§ Entries from a dataset:
· · · ·
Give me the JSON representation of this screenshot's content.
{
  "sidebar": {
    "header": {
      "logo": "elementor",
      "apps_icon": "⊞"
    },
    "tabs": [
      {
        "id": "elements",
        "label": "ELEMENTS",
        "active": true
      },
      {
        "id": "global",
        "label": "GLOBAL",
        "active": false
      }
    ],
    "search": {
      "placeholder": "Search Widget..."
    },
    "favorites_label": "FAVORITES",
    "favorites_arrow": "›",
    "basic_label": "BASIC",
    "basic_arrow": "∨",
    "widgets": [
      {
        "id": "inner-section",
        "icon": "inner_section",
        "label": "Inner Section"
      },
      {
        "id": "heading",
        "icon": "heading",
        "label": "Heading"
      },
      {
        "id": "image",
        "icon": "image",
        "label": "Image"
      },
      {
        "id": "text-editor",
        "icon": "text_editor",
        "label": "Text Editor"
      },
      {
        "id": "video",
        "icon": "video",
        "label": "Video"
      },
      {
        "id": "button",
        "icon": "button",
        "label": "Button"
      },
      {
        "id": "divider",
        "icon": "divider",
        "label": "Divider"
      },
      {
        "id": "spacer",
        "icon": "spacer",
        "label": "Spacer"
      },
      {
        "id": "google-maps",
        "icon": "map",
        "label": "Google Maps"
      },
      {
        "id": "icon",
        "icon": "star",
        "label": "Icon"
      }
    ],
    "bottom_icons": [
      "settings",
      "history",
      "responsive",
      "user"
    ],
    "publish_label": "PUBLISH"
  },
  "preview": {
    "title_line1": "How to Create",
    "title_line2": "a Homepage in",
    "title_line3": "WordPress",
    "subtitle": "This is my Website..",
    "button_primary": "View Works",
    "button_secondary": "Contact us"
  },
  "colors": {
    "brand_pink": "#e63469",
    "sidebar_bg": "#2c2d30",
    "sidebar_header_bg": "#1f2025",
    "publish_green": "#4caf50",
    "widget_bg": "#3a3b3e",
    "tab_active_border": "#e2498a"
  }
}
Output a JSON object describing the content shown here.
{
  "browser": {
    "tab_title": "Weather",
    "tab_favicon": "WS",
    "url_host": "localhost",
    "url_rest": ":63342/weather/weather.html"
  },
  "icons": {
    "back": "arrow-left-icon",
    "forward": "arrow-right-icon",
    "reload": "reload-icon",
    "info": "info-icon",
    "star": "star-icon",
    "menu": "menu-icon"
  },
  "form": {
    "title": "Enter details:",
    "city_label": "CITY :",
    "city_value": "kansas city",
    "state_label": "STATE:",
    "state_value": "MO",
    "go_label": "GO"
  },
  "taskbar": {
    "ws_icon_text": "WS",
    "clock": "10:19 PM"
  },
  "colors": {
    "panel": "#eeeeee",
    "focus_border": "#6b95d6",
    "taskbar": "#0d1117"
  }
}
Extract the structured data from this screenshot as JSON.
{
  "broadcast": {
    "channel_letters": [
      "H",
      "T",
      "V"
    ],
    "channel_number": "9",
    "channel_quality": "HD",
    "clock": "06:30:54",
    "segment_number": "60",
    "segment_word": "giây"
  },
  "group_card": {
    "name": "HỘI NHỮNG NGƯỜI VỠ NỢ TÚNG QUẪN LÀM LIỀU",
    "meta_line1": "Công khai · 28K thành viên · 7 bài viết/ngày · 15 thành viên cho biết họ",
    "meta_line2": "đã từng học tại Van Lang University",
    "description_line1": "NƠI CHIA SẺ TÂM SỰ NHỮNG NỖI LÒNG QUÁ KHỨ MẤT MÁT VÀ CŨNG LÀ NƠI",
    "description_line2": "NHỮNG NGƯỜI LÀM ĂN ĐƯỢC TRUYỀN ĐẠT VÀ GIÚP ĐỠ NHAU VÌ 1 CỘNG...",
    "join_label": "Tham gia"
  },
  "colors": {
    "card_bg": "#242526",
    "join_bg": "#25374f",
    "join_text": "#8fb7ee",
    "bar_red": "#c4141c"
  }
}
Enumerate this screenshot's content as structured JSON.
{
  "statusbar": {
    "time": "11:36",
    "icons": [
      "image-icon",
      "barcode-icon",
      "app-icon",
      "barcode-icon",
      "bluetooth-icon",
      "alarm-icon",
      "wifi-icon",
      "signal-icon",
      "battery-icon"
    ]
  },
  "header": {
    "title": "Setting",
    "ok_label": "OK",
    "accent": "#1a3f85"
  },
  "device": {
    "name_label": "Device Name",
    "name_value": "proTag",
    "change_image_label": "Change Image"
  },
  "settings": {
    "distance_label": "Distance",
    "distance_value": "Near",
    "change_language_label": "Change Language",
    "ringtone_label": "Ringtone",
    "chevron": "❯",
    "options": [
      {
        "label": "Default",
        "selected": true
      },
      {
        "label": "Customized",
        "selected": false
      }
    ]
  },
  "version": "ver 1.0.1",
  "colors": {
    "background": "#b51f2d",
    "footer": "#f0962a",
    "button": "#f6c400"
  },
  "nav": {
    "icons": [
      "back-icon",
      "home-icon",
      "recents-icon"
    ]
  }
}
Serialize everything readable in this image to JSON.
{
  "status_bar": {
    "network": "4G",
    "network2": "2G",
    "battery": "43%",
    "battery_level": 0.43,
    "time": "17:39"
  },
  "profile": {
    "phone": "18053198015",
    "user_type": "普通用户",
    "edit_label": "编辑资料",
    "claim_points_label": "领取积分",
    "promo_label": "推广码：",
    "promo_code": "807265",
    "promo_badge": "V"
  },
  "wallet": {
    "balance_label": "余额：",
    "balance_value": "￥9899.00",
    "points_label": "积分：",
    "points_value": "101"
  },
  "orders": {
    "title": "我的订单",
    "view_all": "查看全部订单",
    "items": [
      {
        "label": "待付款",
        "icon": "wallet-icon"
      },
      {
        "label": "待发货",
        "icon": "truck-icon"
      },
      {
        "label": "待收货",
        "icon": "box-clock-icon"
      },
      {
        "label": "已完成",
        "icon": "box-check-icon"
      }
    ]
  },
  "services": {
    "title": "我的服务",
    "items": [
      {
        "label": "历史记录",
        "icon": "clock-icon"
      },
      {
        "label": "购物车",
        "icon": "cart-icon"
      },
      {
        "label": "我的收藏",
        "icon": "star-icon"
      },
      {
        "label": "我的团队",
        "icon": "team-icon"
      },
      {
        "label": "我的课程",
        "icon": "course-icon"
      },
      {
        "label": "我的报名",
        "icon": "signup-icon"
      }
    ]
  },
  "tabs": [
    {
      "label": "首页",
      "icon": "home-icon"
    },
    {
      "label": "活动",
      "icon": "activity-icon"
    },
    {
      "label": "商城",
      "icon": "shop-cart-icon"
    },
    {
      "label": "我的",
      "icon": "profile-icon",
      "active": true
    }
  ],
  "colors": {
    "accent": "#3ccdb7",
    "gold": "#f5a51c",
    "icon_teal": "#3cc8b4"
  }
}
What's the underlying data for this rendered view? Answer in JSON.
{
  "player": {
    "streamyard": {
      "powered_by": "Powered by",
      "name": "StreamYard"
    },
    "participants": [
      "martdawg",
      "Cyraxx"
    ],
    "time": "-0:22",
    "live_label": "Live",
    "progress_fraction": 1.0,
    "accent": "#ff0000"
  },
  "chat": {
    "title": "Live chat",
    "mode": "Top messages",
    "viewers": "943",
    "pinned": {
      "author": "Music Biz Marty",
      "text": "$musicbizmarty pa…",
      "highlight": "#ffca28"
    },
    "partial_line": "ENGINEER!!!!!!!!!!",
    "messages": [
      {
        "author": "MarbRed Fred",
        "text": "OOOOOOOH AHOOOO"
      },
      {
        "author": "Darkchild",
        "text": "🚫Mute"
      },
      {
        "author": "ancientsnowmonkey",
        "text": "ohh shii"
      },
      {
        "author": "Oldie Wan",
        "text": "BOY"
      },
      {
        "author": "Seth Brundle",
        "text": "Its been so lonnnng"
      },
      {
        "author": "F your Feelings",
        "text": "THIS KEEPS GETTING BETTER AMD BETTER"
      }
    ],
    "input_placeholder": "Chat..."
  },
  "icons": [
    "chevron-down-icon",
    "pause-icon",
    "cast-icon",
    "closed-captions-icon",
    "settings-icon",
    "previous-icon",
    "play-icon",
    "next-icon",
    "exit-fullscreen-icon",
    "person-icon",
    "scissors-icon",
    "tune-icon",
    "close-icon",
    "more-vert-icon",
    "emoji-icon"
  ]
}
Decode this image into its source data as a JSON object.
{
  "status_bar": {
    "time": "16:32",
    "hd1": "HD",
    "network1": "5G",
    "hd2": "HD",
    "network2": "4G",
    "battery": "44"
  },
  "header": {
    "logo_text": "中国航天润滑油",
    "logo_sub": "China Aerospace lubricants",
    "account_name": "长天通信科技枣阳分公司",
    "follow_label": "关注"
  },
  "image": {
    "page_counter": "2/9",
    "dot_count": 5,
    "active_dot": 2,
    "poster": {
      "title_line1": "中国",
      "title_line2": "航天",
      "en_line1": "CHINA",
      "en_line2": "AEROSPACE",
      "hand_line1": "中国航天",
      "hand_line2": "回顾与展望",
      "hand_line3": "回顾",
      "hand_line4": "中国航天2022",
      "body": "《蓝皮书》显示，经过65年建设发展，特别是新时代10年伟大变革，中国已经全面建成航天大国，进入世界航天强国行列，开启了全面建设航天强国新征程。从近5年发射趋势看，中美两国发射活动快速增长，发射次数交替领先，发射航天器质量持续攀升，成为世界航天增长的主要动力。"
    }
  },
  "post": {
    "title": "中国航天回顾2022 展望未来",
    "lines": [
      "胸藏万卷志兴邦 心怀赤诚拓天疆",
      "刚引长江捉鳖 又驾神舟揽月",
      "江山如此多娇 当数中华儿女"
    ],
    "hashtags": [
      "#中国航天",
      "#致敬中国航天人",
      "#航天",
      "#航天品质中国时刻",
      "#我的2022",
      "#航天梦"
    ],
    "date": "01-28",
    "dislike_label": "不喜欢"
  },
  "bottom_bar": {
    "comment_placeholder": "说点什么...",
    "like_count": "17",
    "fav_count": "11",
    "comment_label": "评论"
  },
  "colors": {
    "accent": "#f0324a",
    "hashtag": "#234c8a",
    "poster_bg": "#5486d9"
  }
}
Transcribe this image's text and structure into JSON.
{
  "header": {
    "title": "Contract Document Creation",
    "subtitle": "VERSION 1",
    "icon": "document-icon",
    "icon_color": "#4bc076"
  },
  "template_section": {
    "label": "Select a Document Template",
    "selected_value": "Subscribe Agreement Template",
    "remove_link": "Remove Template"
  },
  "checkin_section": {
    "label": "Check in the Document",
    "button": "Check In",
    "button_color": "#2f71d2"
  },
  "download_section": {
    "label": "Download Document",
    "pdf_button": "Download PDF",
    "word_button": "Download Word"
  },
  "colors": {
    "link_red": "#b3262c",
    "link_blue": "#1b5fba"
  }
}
· · · ·
§ What you will do:
Go back to the data above and please quote exactly, and only, the lines from the line with "Transcribe this image's" through its last line.

§ Complete output:
Transcribe this image's text and structure into JSON.
{
  "header": {
    "title": "Contract Document Creation",
    "subtitle": "VERSION 1",
    "icon": "document-icon",
    "icon_color": "#4bc076"
  },
  "template_section": {
    "label": "Select a Document Template",
    "selected_value": "Subscribe Agreement Template",
    "remove_link": "Remove Template"
  },
  "checkin_section": {
    "label": "Check in the Document",
    "button": "Check In",
    "button_color": "#2f71d2"
  },
  "download_section": {
    "label": "Download Document",
    "pdf_button": "Download PDF",
    "word_button": "Download Word"
  },
  "colors": {
    "link_red": "#b3262c",
    "link_blue": "#1b5fba"
  }
}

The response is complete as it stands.